**Exercise prompt:**
Your task is to repeat the entries exactly. Leave the pictures out.

── Exercise inputs ──

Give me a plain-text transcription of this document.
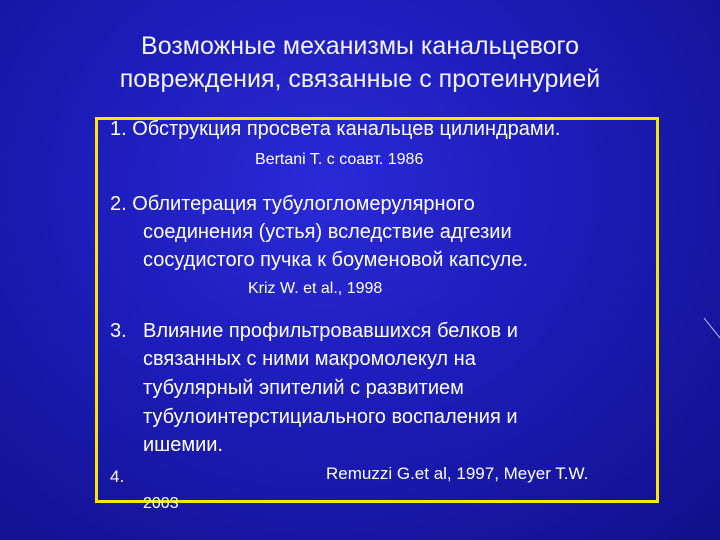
Возможные механизмы канальцевого
повреждения, связанные с протеинурией
1. Обструкция просвета канальцев цилиндрами.
Bertani T. с соавт. 1986
2. Облитерация тубулогломерулярного
соединения (устья) вследствие адгезии
сосудистого пучка к боуменовой капсуле.
Kriz W. et al., 1998
3. Влияние профильтровавшихся белков и
связанных с ними макромолекул на
тубулярный эпителий с развитием
тубулоинтерстициального воспаления и
ишемии.
4.	Remuzzi G.et al, 1997, Meyer T.W.
2003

───

**Answer to this task:**
Give me a plain-text transcription of this document.
Возможные механизмы канальцевого
повреждения, связанные с протеинурией
1. Обструкция просвета канальцев цилиндрами.
Bertani T. с соавт. 1986
2. Облитерация тубулогломерулярного
соединения (устья) вследствие адгезии
сосудистого пучка к боуменовой капсуле.
Kriz W. et al., 1998
3. Влияние профильтровавшихся белков и
связанных с ними макромолекул на
тубулярный эпителий с развитием
тубулоинтерстициального воспаления и
ишемии.
4.	Remuzzi G.et al, 1997, Meyer T.W.
2003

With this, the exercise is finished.